## Required work
Go over the entries below line by line, copying each one that contains the word "label".

[Dataset listings of figures]
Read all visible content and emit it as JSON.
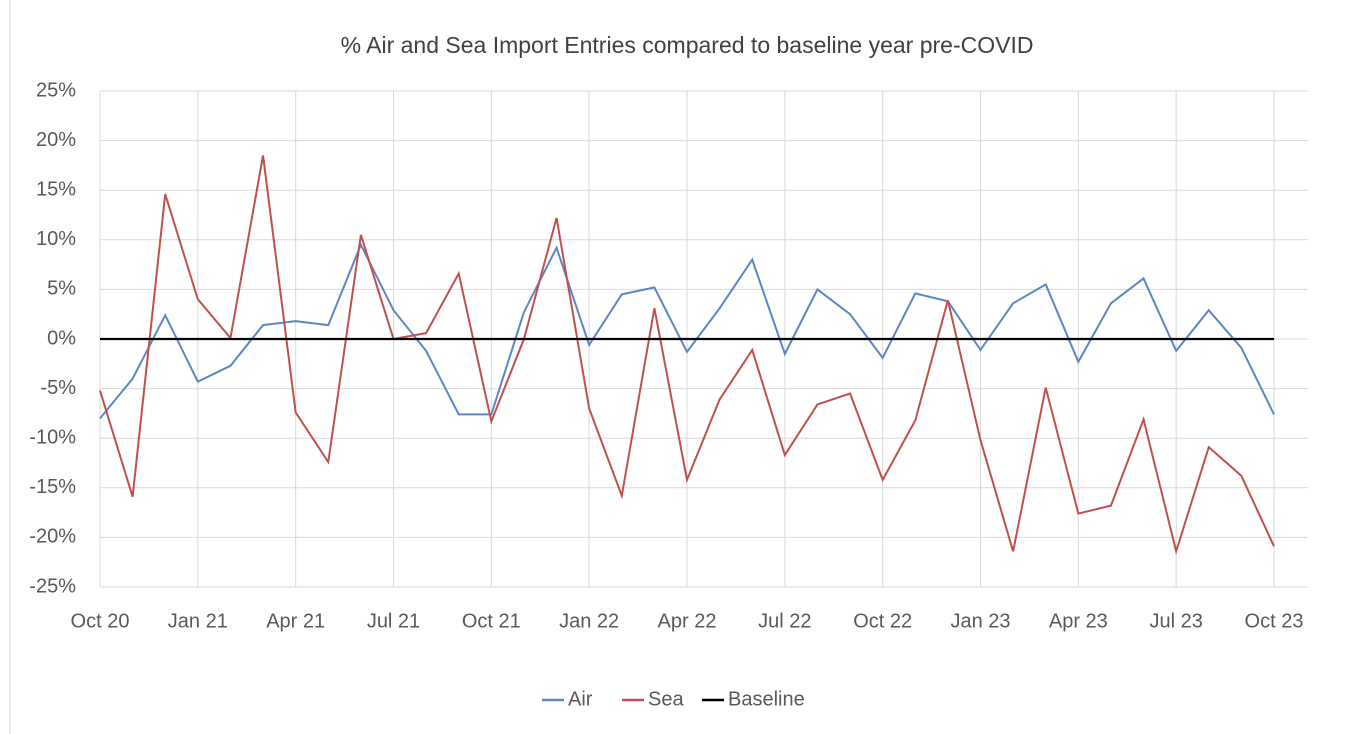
{
  "chart_data": {
    "type": "line",
    "title": "% Air and Sea Import Entries compared to baseline year pre-COVID",
    "categories": [
      "Oct 20",
      null,
      null,
      "Jan 21",
      null,
      null,
      "Apr 21",
      null,
      null,
      "Jul 21",
      null,
      null,
      "Oct 21",
      null,
      null,
      "Jan 22",
      null,
      null,
      "Apr 22",
      null,
      null,
      "Jul 22",
      null,
      null,
      "Oct 22",
      null,
      null,
      "Jan 23",
      null,
      null,
      "Apr 23",
      null,
      null,
      "Jul 23",
      null,
      null,
      "Oct 23"
    ],
    "series": [
      {
        "name": "Air",
        "color": "#5b87c4",
        "values": [
          -8,
          -4,
          2.4,
          -4.3,
          -2.7,
          1.4,
          1.8,
          1.4,
          9.5,
          2.9,
          -1.2,
          -7.6,
          -7.6,
          2.7,
          9.2,
          -0.6,
          4.5,
          5.2,
          -1.3,
          3.1,
          8,
          -1.5,
          5,
          2.5,
          -1.9,
          4.6,
          3.8,
          -1.1,
          3.6,
          5.5,
          -2.3,
          3.6,
          6.1,
          -1.2,
          2.9,
          -0.9,
          -7.6
        ]
      },
      {
        "name": "Sea",
        "color": "#c0504d",
        "values": [
          -5.2,
          -15.9,
          14.6,
          4,
          0.1,
          18.5,
          -7.4,
          -12.4,
          10.5,
          0,
          0.6,
          6.6,
          -8.3,
          0,
          12.2,
          -7,
          -15.8,
          3.1,
          -14.2,
          -6.1,
          -1.1,
          -11.7,
          -6.6,
          -5.5,
          -14.2,
          -8.2,
          3.9,
          -10.2,
          -21.4,
          -4.9,
          -17.6,
          -16.8,
          -8.1,
          -21.4,
          -10.9,
          -13.8,
          -20.9
        ]
      },
      {
        "name": "Baseline",
        "color": "#000000",
        "values": [
          0,
          0,
          0,
          0,
          0,
          0,
          0,
          0,
          0,
          0,
          0,
          0,
          0,
          0,
          0,
          0,
          0,
          0,
          0,
          0,
          0,
          0,
          0,
          0,
          0,
          0,
          0,
          0,
          0,
          0,
          0,
          0,
          0,
          0,
          0,
          0,
          0
        ]
      }
    ],
    "ylim": [
      -25,
      25
    ],
    "yticks": [
      {
        "value": -25,
        "label": "-25%"
      },
      {
        "value": -20,
        "label": "-20%"
      },
      {
        "value": -15,
        "label": "-15%"
      },
      {
        "value": -10,
        "label": "-10%"
      },
      {
        "value": -5,
        "label": "-5%"
      },
      {
        "value": 0,
        "label": "0%"
      },
      {
        "value": 5,
        "label": "5%"
      },
      {
        "value": 10,
        "label": "10%"
      },
      {
        "value": 15,
        "label": "15%"
      },
      {
        "value": 20,
        "label": "20%"
      },
      {
        "value": 25,
        "label": "25%"
      }
    ],
    "grid": true,
    "legend": "bottom"
  }
}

## Expected answer
        "label": "-25%"
        "label": "-20%"
        "label": "-15%"
        "label": "-10%"
        "label": "-5%"
        "label": "0%"
        "label": "5%"
        "label": "10%"
        "label": "15%"
        "label": "20%"
        "label": "25%"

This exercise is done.